■ **GIVEN TASK**
Reproduce every entry exactly.

■ **DATA FOR PROCESSING**

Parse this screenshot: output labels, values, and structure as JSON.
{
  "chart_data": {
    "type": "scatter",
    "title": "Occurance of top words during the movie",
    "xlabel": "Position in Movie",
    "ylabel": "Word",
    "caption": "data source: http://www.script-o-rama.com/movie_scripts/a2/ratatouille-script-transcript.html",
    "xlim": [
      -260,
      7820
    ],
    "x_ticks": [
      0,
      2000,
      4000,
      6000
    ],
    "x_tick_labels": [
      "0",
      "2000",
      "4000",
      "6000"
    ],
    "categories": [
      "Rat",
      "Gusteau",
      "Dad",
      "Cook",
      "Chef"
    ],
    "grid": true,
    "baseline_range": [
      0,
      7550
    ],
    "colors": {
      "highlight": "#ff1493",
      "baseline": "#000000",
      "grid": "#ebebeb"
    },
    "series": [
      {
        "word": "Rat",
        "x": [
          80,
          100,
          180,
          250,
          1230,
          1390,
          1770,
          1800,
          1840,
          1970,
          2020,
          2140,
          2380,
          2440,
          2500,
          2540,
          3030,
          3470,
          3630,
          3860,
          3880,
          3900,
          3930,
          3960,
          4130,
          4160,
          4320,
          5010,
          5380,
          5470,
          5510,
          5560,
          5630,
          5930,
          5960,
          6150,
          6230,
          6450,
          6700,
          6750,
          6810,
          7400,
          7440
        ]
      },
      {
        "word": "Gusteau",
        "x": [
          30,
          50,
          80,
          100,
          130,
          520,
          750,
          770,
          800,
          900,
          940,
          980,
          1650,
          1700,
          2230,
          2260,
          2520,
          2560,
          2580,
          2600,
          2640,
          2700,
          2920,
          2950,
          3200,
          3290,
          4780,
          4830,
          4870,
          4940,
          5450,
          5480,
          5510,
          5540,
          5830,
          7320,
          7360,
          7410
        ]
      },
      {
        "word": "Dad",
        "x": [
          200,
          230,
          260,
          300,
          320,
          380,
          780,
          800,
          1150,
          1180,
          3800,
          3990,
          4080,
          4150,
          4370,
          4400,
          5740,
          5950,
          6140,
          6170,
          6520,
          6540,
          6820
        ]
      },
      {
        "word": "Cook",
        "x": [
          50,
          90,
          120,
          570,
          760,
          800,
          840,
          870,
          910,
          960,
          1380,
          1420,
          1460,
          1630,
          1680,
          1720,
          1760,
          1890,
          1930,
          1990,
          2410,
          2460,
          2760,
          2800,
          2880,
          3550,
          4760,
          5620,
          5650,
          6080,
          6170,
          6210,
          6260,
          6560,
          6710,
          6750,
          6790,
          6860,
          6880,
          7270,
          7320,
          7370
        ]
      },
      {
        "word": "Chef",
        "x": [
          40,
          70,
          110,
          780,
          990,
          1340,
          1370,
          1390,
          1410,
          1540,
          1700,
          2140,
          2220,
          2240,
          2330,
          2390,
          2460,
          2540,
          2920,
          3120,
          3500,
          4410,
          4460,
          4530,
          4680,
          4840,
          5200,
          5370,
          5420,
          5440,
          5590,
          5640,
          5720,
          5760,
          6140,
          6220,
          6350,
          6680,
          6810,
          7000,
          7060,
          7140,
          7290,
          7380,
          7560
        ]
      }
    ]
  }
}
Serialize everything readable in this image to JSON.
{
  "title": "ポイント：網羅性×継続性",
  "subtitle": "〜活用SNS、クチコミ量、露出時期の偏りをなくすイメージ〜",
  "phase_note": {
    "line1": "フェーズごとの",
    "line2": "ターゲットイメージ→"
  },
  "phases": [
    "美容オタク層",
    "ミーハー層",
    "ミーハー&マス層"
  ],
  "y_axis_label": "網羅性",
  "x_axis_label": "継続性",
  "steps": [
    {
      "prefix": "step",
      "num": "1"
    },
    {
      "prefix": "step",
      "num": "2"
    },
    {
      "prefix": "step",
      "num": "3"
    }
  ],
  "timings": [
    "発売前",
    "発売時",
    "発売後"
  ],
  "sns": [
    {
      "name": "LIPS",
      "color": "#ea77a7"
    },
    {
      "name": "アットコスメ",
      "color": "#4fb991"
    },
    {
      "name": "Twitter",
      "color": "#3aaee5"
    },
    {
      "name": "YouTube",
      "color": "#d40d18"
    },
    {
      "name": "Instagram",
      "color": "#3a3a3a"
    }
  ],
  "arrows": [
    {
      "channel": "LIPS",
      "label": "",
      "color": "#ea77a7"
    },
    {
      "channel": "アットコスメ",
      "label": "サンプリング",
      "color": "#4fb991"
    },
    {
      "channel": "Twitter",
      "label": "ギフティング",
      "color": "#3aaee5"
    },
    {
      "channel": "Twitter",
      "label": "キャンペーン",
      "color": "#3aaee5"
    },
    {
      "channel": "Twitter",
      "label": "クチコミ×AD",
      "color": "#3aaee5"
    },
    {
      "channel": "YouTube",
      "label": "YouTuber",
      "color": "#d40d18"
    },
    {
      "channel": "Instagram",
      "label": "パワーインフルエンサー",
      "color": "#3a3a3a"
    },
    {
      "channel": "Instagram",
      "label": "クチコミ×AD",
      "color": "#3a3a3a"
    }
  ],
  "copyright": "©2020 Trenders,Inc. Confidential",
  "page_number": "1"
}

■ **ANSWER IN FULL**
Parse this screenshot: output labels, values, and structure as JSON.
{
  "chart_data": {
    "type": "scatter",
    "title": "Occurance of top words during the movie",
    "xlabel": "Position in Movie",
    "ylabel": "Word",
    "caption": "data source: http://www.script-o-rama.com/movie_scripts/a2/ratatouille-script-transcript.html",
    "xlim": [
      -260,
      7820
    ],
    "x_ticks": [
      0,
      2000,
      4000,
      6000
    ],
    "x_tick_labels": [
      "0",
      "2000",
      "4000",
      "6000"
    ],
    "categories": [
      "Rat",
      "Gusteau",
      "Dad",
      "Cook",
      "Chef"
    ],
    "grid": true,
    "baseline_range": [
      0,
      7550
    ],
    "colors": {
      "highlight": "#ff1493",
      "baseline": "#000000",
      "grid": "#ebebeb"
    },
    "series": [
      {
        "word": "Rat",
        "x": [
          80,
          100,
          180,
          250,
          1230,
          1390,
          1770,
          1800,
          1840,
          1970,
          2020,
          2140,
          2380,
          2440,
          2500,
          2540,
          3030,
          3470,
          3630,
          3860,
          3880,
          3900,
          3930,
          3960,
          4130,
          4160,
          4320,
          5010,
          5380,
          5470,
          5510,
          5560,
          5630,
          5930,
          5960,
          6150,
          6230,
          6450,
          6700,
          6750,
          6810,
          7400,
          7440
        ]
      },
      {
        "word": "Gusteau",
        "x": [
          30,
          50,
          80,
          100,
          130,
          520,
          750,
          770,
          800,
          900,
          940,
          980,
          1650,
          1700,
          2230,
          2260,
          2520,
          2560,
          2580,
          2600,
          2640,
          2700,
          2920,
          2950,
          3200,
          3290,
          4780,
          4830,
          4870,
          4940,
          5450,
          5480,
          5510,
          5540,
          5830,
          7320,
          7360,
          7410
        ]
      },
      {
        "word": "Dad",
        "x": [
          200,
          230,
          260,
          300,
          320,
          380,
          780,
          800,
          1150,
          1180,
          3800,
          3990,
          4080,
          4150,
          4370,
          4400,
          5740,
          5950,
          6140,
          6170,
          6520,
          6540,
          6820
        ]
      },
      {
        "word": "Cook",
        "x": [
          50,
          90,
          120,
          570,
          760,
          800,
          840,
          870,
          910,
          960,
          1380,
          1420,
          1460,
          1630,
          1680,
          1720,
          1760,
          1890,
          1930,
          1990,
          2410,
          2460,
          2760,
          2800,
          2880,
          3550,
          4760,
          5620,
          5650,
          6080,
          6170,
          6210,
          6260,
          6560,
          6710,
          6750,
          6790,
          6860,
          6880,
          7270,
          7320,
          7370
        ]
      },
      {
        "word": "Chef",
        "x": [
          40,
          70,
          110,
          780,
          990,
          1340,
          1370,
          1390,
          1410,
          1540,
          1700,
          2140,
          2220,
          2240,
          2330,
          2390,
          2460,
          2540,
          2920,
          3120,
          3500,
          4410,
          4460,
          4530,
          4680,
          4840,
          5200,
          5370,
          5420,
          5440,
          5590,
          5640,
          5720,
          5760,
          6140,
          6220,
          6350,
          6680,
          6810,
          7000,
          7060,
          7140,
          7290,
          7380,
          7560
        ]
      }
    ]
  }
}
Serialize everything readable in this image to JSON.
{
  "title": "ポイント：網羅性×継続性",
  "subtitle": "〜活用SNS、クチコミ量、露出時期の偏りをなくすイメージ〜",
  "phase_note": {
    "line1": "フェーズごとの",
    "line2": "ターゲットイメージ→"
  },
  "phases": [
    "美容オタク層",
    "ミーハー層",
    "ミーハー&マス層"
  ],
  "y_axis_label": "網羅性",
  "x_axis_label": "継続性",
  "steps": [
    {
      "prefix": "step",
      "num": "1"
    },
    {
      "prefix": "step",
      "num": "2"
    },
    {
      "prefix": "step",
      "num": "3"
    }
  ],
  "timings": [
    "発売前",
    "発売時",
    "発売後"
  ],
  "sns": [
    {
      "name": "LIPS",
      "color": "#ea77a7"
    },
    {
      "name": "アットコスメ",
      "color": "#4fb991"
    },
    {
      "name": "Twitter",
      "color": "#3aaee5"
    },
    {
      "name": "YouTube",
      "color": "#d40d18"
    },
    {
      "name": "Instagram",
      "color": "#3a3a3a"
    }
  ],
  "arrows": [
    {
      "channel": "LIPS",
      "label": "",
      "color": "#ea77a7"
    },
    {
      "channel": "アットコスメ",
      "label": "サンプリング",
      "color": "#4fb991"
    },
    {
      "channel": "Twitter",
      "label": "ギフティング",
      "color": "#3aaee5"
    },
    {
      "channel": "Twitter",
      "label": "キャンペーン",
      "color": "#3aaee5"
    },
    {
      "channel": "Twitter",
      "label": "クチコミ×AD",
      "color": "#3aaee5"
    },
    {
      "channel": "YouTube",
      "label": "YouTuber",
      "color": "#d40d18"
    },
    {
      "channel": "Instagram",
      "label": "パワーインフルエンサー",
      "color": "#3a3a3a"
    },
    {
      "channel": "Instagram",
      "label": "クチコミ×AD",
      "color": "#3a3a3a"
    }
  ],
  "copyright": "©2020 Trenders,Inc. Confidential",
  "page_number": "1"
}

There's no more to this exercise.